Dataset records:

───

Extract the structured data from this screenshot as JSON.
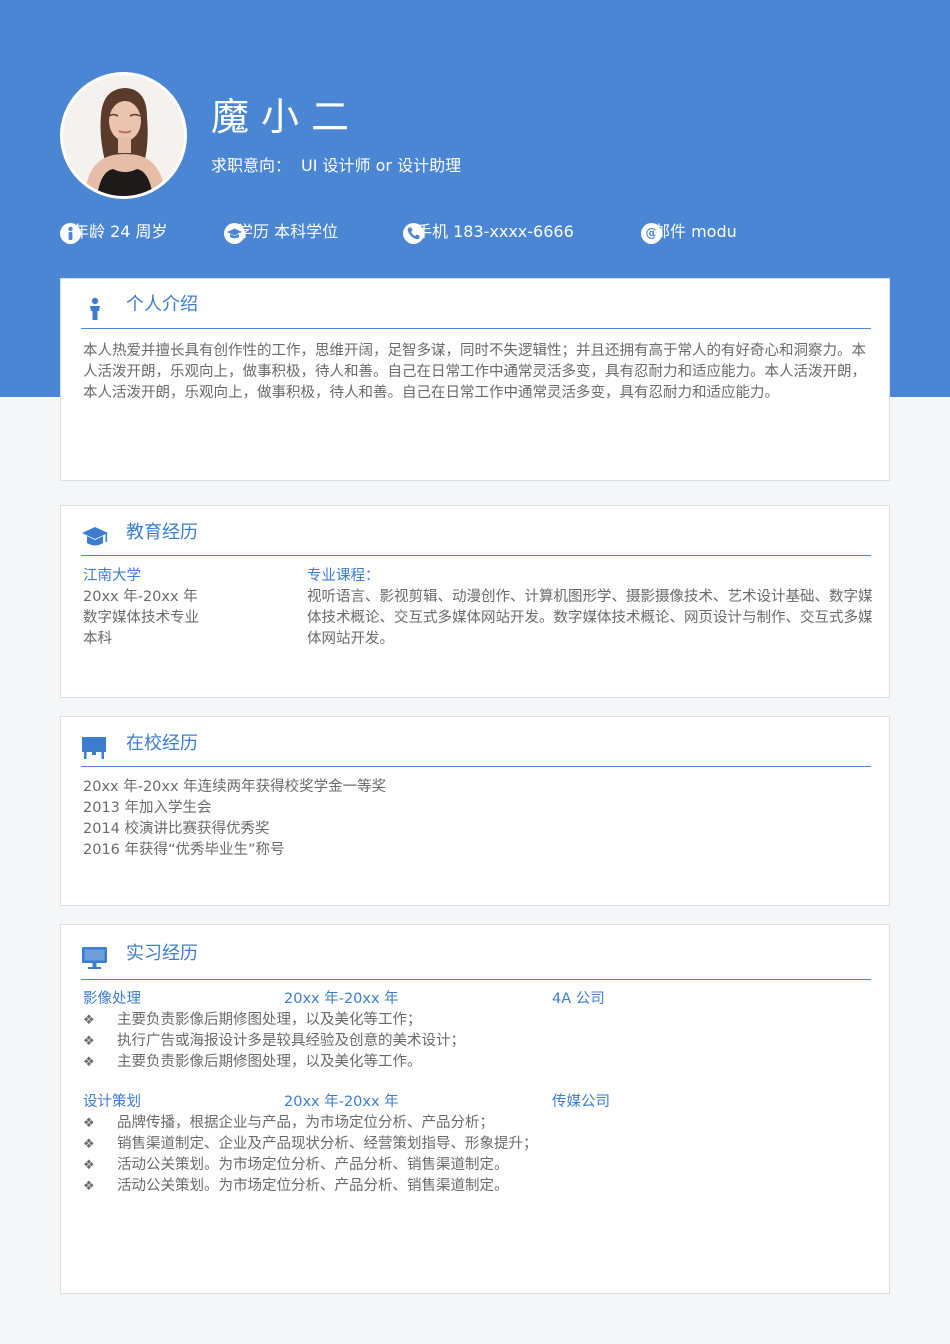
{
  "profile": {
    "name": "魔小二",
    "intent_label": "求职意向：",
    "intent_value": "UI 设计师 or  设计助理"
  },
  "info": [
    {
      "icon": "person-icon",
      "text": "年龄 24 周岁"
    },
    {
      "icon": "graduation-cap-icon",
      "text": "学历 本科学位"
    },
    {
      "icon": "phone-icon",
      "text": "手机 183-xxxx-6666"
    },
    {
      "icon": "at-icon",
      "text": "邮件 modu"
    }
  ],
  "intro": {
    "title": "个人介绍",
    "icon": "person-icon",
    "text": "本人热爱并擅长具有创作性的工作，思维开阔，足智多谋，同时不失逻辑性；并且还拥有高于常人的有好奇心和洞察力。本人活泼开朗，乐观向上，做事积极，待人和善。自己在日常工作中通常灵活多变，具有忍耐力和适应能力。本人活泼开朗，本人活泼开朗，乐观向上，做事积极，待人和善。自己在日常工作中通常灵活多变，具有忍耐力和适应能力。"
  },
  "education": {
    "title": "教育经历",
    "icon": "graduation-cap-icon",
    "school": "江南大学",
    "period": "20xx 年-20xx 年",
    "major": "数字媒体技术专业",
    "degree": "本科",
    "courses_label": "专业课程：",
    "courses": "视听语言、影视剪辑、动漫创作、计算机图形学、摄影摄像技术、艺术设计基础、数字媒体技术概论、交互式多媒体网站开发。数字媒体技术概论、网页设计与制作、交互式多媒体网站开发。"
  },
  "campus": {
    "title": "在校经历",
    "icon": "presentation-board-icon",
    "items": [
      "20xx 年-20xx 年连续两年获得校奖学金一等奖",
      "2013 年加入学生会",
      "2014 校演讲比赛获得优秀奖",
      "2016 年获得“优秀毕业生”称号"
    ]
  },
  "internship": {
    "title": "实习经历",
    "icon": "monitor-icon",
    "bullet": "❖",
    "jobs": [
      {
        "role": "影像处理",
        "period": "20xx 年-20xx 年",
        "company": "4A 公司",
        "duties": [
          "主要负责影像后期修图处理，以及美化等工作；",
          "执行广告或海报设计多是较具经验及创意的美术设计；",
          "主要负责影像后期修图处理，以及美化等工作。"
        ]
      },
      {
        "role": "设计策划",
        "period": "20xx 年-20xx 年",
        "company": "传媒公司",
        "duties": [
          "品牌传播，根据企业与产品，为市场定位分析、产品分析；",
          "销售渠道制定、企业及产品现状分析、经营策划指导、形象提升；",
          "活动公关策划。为市场定位分析、产品分析、销售渠道制定。",
          "活动公关策划。为市场定位分析、产品分析、销售渠道制定。"
        ]
      }
    ]
  },
  "colors": {
    "accent": "#4a86d4",
    "title_blue": "#3d7dce",
    "text_gray": "#6a6a6a"
  }
}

───

_PROMPT_. Every line should be retyped exactly, with the pictures omitted.

_COMPLETE RESPONSE_.
Extract the structured data from this screenshot as JSON.
{
  "profile": {
    "name": "魔小二",
    "intent_label": "求职意向：",
    "intent_value": "UI 设计师 or  设计助理"
  },
  "info": [
    {
      "icon": "person-icon",
      "text": "年龄 24 周岁"
    },
    {
      "icon": "graduation-cap-icon",
      "text": "学历 本科学位"
    },
    {
      "icon": "phone-icon",
      "text": "手机 183-xxxx-6666"
    },
    {
      "icon": "at-icon",
      "text": "邮件 modu"
    }
  ],
  "intro": {
    "title": "个人介绍",
    "icon": "person-icon",
    "text": "本人热爱并擅长具有创作性的工作，思维开阔，足智多谋，同时不失逻辑性；并且还拥有高于常人的有好奇心和洞察力。本人活泼开朗，乐观向上，做事积极，待人和善。自己在日常工作中通常灵活多变，具有忍耐力和适应能力。本人活泼开朗，本人活泼开朗，乐观向上，做事积极，待人和善。自己在日常工作中通常灵活多变，具有忍耐力和适应能力。"
  },
  "education": {
    "title": "教育经历",
    "icon": "graduation-cap-icon",
    "school": "江南大学",
    "period": "20xx 年-20xx 年",
    "major": "数字媒体技术专业",
    "degree": "本科",
    "courses_label": "专业课程：",
    "courses": "视听语言、影视剪辑、动漫创作、计算机图形学、摄影摄像技术、艺术设计基础、数字媒体技术概论、交互式多媒体网站开发。数字媒体技术概论、网页设计与制作、交互式多媒体网站开发。"
  },
  "campus": {
    "title": "在校经历",
    "icon": "presentation-board-icon",
    "items": [
      "20xx 年-20xx 年连续两年获得校奖学金一等奖",
      "2013 年加入学生会",
      "2014 校演讲比赛获得优秀奖",
      "2016 年获得“优秀毕业生”称号"
    ]
  },
  "internship": {
    "title": "实习经历",
    "icon": "monitor-icon",
    "bullet": "❖",
    "jobs": [
      {
        "role": "影像处理",
        "period": "20xx 年-20xx 年",
        "company": "4A 公司",
        "duties": [
          "主要负责影像后期修图处理，以及美化等工作；",
          "执行广告或海报设计多是较具经验及创意的美术设计；",
          "主要负责影像后期修图处理，以及美化等工作。"
        ]
      },
      {
        "role": "设计策划",
        "period": "20xx 年-20xx 年",
        "company": "传媒公司",
        "duties": [
          "品牌传播，根据企业与产品，为市场定位分析、产品分析；",
          "销售渠道制定、企业及产品现状分析、经营策划指导、形象提升；",
          "活动公关策划。为市场定位分析、产品分析、销售渠道制定。",
          "活动公关策划。为市场定位分析、产品分析、销售渠道制定。"
        ]
      }
    ]
  },
  "colors": {
    "accent": "#4a86d4",
    "title_blue": "#3d7dce",
    "text_gray": "#6a6a6a"
  }
}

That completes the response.